- Task to carry out: Images are not part of the copy; write out the rest of the data exactly as given.

(Data listing)
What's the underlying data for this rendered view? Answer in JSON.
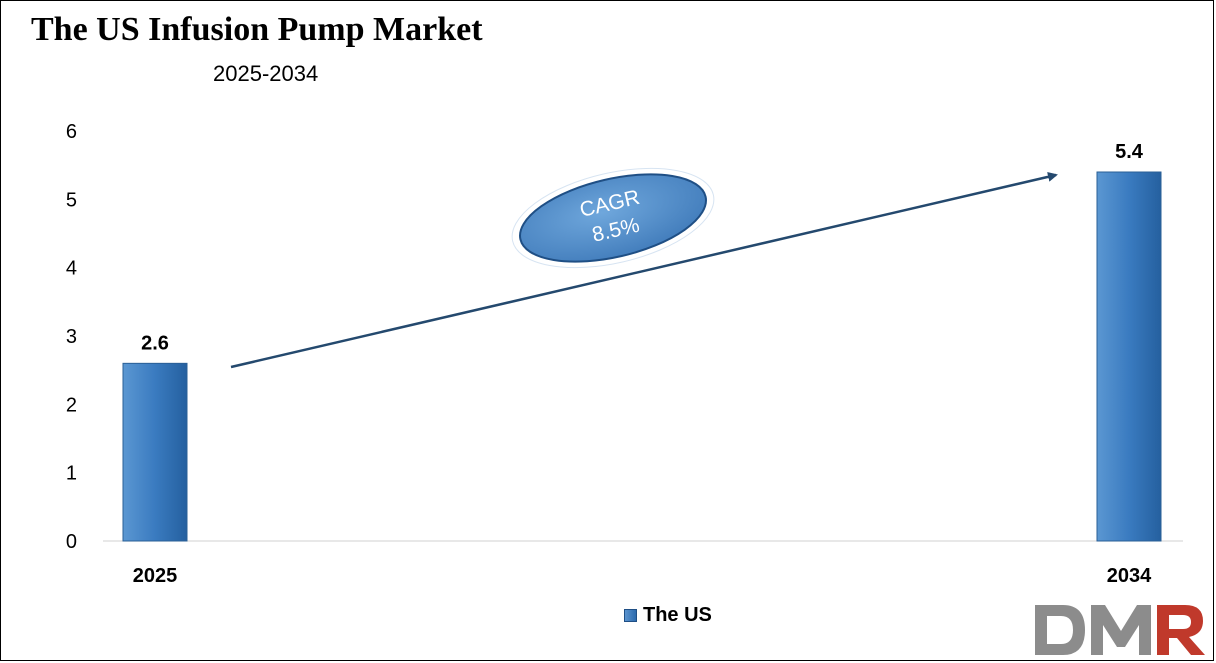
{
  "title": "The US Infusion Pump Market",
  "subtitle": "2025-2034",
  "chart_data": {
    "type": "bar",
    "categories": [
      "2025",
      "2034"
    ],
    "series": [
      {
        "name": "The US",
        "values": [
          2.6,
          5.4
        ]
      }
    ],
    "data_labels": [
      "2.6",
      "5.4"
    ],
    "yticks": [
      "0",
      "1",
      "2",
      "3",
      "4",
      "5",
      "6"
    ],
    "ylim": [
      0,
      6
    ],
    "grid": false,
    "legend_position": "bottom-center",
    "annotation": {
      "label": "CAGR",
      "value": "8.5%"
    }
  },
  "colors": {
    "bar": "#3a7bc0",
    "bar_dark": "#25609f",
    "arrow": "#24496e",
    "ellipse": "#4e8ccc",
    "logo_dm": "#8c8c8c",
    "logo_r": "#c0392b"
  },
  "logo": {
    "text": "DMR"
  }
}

- Written answer:
What's the underlying data for this rendered view? Answer in JSON.
{
  "title": "The US Infusion Pump Market",
  "subtitle": "2025-2034",
  "chart_data": {
    "type": "bar",
    "categories": [
      "2025",
      "2034"
    ],
    "series": [
      {
        "name": "The US",
        "values": [
          2.6,
          5.4
        ]
      }
    ],
    "data_labels": [
      "2.6",
      "5.4"
    ],
    "yticks": [
      "0",
      "1",
      "2",
      "3",
      "4",
      "5",
      "6"
    ],
    "ylim": [
      0,
      6
    ],
    "grid": false,
    "legend_position": "bottom-center",
    "annotation": {
      "label": "CAGR",
      "value": "8.5%"
    }
  },
  "colors": {
    "bar": "#3a7bc0",
    "bar_dark": "#25609f",
    "arrow": "#24496e",
    "ellipse": "#4e8ccc",
    "logo_dm": "#8c8c8c",
    "logo_r": "#c0392b"
  },
  "logo": {
    "text": "DMR"
  }
}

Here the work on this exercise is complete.